Problem to work on: Copy out each line in the material below that has the word "平均待ち時間".

Excerpt from a dataset
####################
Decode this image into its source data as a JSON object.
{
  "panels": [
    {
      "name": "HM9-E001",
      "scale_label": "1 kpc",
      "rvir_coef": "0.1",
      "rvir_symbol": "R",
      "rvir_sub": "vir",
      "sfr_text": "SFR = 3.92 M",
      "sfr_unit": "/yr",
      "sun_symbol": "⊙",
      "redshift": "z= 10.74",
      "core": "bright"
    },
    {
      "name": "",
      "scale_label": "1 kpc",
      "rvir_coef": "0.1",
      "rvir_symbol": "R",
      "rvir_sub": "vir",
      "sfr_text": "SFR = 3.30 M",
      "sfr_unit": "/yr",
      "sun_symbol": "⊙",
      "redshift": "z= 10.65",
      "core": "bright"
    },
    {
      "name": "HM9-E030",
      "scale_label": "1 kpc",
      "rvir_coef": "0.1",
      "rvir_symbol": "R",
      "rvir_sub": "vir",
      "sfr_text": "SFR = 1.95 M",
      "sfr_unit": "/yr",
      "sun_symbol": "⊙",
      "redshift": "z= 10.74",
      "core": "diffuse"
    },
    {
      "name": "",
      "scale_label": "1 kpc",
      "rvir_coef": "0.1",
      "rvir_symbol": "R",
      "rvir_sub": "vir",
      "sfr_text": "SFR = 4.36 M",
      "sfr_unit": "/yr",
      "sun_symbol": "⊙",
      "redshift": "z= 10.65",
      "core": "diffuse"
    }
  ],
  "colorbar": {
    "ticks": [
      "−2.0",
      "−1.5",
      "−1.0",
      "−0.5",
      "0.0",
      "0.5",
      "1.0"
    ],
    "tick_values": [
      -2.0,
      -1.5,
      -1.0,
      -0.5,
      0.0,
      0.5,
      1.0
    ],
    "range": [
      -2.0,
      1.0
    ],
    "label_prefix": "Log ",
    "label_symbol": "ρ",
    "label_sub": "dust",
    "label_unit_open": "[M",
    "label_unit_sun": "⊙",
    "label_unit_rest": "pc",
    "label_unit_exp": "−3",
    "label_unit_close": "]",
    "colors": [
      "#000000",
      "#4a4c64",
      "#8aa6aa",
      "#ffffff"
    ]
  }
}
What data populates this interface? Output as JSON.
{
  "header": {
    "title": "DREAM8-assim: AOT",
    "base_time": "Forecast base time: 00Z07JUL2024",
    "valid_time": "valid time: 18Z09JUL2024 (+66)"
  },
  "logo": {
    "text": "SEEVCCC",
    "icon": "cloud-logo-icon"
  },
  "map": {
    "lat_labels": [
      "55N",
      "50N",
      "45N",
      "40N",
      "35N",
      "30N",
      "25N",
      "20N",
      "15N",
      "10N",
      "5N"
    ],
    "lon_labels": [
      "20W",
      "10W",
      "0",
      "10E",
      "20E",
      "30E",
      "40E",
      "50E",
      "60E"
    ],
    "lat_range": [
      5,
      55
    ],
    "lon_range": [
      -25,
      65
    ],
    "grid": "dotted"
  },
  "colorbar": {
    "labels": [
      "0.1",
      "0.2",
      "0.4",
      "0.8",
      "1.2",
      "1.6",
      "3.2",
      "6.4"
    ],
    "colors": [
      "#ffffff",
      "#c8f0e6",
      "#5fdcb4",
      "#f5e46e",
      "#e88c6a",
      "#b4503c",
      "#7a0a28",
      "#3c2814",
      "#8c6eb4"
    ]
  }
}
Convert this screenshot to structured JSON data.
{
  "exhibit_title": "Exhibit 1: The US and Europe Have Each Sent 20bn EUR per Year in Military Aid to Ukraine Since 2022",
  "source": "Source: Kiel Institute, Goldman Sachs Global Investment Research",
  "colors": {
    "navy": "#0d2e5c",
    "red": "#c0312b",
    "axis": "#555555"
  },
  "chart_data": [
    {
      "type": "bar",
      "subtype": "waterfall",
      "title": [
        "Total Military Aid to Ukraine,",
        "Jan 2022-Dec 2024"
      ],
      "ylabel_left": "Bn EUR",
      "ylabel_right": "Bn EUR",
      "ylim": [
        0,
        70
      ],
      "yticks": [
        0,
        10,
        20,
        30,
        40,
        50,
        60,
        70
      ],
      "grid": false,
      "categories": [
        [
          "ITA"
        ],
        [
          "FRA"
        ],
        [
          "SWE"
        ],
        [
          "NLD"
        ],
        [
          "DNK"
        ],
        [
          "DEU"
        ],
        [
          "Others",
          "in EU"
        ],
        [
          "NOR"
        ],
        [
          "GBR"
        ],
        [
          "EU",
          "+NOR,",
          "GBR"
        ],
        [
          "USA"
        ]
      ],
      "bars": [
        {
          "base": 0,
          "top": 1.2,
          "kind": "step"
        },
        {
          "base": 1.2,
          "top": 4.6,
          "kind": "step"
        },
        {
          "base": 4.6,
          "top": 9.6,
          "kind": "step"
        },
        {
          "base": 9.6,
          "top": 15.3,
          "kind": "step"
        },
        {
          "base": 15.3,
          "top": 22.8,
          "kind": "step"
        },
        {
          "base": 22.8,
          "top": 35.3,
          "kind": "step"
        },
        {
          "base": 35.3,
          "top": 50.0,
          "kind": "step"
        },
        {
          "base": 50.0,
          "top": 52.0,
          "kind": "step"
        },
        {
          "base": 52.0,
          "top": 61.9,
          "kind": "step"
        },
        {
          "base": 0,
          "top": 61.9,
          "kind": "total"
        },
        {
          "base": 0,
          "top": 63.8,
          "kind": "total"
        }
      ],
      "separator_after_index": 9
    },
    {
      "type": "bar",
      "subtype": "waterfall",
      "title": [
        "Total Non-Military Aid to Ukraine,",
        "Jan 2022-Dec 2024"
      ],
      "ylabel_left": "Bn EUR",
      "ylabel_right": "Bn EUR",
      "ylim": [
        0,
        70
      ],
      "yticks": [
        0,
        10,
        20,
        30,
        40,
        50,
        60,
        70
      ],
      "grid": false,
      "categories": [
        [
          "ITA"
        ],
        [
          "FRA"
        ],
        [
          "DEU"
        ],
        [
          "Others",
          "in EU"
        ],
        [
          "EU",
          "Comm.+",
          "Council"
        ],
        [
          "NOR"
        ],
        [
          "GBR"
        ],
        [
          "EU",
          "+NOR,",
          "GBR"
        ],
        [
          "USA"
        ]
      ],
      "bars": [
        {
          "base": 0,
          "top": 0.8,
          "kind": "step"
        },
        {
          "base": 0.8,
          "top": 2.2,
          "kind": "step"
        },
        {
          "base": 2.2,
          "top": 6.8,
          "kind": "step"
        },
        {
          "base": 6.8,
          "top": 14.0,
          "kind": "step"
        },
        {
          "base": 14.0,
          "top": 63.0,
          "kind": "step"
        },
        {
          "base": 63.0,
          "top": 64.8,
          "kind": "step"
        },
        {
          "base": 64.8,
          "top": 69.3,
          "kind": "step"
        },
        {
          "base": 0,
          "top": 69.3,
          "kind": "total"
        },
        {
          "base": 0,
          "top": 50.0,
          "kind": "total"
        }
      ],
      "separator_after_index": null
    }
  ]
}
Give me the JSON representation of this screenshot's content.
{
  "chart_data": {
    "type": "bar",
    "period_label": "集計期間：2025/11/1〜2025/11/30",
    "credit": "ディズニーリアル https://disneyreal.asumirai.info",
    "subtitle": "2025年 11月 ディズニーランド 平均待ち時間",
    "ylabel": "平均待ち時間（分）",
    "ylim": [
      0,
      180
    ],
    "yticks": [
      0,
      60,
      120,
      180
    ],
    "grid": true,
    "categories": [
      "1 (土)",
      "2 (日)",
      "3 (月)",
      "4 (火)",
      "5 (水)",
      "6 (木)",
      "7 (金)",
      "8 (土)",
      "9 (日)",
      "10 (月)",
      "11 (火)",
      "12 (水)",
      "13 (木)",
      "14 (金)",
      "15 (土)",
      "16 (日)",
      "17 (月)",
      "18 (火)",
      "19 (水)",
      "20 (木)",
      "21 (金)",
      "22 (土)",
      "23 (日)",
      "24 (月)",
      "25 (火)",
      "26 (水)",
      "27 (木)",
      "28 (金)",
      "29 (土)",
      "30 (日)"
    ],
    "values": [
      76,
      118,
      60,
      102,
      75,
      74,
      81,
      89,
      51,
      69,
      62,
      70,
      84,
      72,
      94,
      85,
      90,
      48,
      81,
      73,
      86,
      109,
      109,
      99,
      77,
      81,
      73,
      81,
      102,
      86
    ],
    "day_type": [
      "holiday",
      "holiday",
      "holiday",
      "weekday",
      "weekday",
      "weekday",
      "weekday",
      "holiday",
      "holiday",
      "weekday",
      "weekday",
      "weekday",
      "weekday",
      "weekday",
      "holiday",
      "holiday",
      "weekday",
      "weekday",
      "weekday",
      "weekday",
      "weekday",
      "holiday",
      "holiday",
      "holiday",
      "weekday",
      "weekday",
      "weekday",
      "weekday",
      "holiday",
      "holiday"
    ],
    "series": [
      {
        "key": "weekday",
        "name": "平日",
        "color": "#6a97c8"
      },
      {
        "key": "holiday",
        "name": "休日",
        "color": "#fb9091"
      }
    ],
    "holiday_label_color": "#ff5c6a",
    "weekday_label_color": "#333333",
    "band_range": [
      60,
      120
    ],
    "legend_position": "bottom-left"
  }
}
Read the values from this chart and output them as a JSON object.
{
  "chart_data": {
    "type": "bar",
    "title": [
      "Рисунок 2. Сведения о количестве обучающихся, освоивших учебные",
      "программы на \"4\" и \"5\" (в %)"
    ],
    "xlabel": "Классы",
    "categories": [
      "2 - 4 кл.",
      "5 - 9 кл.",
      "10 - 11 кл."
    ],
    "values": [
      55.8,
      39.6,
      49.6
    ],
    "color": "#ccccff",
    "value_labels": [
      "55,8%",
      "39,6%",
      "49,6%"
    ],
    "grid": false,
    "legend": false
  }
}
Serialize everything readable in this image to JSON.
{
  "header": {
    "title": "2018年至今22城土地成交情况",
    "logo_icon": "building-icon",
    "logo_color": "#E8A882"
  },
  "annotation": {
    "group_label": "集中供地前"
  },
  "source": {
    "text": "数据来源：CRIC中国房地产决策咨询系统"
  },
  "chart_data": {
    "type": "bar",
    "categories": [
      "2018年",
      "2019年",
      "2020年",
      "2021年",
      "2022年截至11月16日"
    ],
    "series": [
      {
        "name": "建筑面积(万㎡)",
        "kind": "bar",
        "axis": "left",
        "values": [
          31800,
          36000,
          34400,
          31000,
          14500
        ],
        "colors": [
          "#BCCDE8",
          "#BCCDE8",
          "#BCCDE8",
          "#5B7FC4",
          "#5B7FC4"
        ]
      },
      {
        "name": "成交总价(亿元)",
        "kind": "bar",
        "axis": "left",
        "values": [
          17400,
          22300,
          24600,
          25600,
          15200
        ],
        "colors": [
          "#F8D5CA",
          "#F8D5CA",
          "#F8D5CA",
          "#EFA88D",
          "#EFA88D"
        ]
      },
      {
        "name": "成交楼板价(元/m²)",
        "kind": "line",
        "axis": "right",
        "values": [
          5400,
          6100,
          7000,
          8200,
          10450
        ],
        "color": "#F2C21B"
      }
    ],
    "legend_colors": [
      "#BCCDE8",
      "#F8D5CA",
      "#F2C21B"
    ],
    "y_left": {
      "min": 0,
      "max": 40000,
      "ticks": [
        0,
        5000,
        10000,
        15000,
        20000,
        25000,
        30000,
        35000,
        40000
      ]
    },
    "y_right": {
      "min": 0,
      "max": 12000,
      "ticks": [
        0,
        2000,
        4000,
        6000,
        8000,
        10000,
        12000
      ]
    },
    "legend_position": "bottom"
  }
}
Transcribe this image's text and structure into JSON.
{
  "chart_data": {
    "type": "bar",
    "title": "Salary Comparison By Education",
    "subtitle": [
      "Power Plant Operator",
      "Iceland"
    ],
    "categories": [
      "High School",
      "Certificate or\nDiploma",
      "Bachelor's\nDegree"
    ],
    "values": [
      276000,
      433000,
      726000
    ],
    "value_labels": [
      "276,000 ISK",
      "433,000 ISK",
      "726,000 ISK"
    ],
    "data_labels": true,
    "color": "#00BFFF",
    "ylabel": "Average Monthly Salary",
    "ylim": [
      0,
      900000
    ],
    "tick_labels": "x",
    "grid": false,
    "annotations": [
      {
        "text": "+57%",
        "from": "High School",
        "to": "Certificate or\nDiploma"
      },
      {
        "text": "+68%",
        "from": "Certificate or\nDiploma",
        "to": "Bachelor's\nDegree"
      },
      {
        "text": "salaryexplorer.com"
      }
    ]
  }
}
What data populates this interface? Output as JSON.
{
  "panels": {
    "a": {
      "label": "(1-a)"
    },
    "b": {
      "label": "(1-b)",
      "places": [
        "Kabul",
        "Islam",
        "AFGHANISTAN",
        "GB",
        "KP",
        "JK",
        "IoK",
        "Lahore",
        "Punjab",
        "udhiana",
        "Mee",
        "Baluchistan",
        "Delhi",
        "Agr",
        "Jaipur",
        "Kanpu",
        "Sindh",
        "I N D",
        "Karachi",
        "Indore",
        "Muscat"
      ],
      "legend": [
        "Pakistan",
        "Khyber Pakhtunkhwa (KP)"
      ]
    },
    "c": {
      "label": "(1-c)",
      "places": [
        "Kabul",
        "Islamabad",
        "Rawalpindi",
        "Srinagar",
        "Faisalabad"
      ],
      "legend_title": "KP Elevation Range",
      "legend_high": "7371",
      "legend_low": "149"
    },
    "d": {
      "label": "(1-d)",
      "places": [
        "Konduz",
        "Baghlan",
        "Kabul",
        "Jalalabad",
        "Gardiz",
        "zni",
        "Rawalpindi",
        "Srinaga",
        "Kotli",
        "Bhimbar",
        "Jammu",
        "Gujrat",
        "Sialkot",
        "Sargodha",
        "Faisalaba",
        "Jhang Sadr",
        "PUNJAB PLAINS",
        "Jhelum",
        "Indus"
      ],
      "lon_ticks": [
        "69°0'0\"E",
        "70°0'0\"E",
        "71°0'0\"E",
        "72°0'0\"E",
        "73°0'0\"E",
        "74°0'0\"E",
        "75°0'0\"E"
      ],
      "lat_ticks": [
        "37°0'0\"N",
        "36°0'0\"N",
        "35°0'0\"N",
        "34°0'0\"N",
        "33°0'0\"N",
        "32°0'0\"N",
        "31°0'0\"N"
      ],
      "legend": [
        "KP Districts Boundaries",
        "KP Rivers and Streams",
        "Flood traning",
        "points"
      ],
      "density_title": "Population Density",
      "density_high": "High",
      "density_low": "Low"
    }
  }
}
####################
Exercise response:
    "subtitle": "2025年 11月 ディズニーランド 平均待ち時間",
    "ylabel": "平均待ち時間（分）",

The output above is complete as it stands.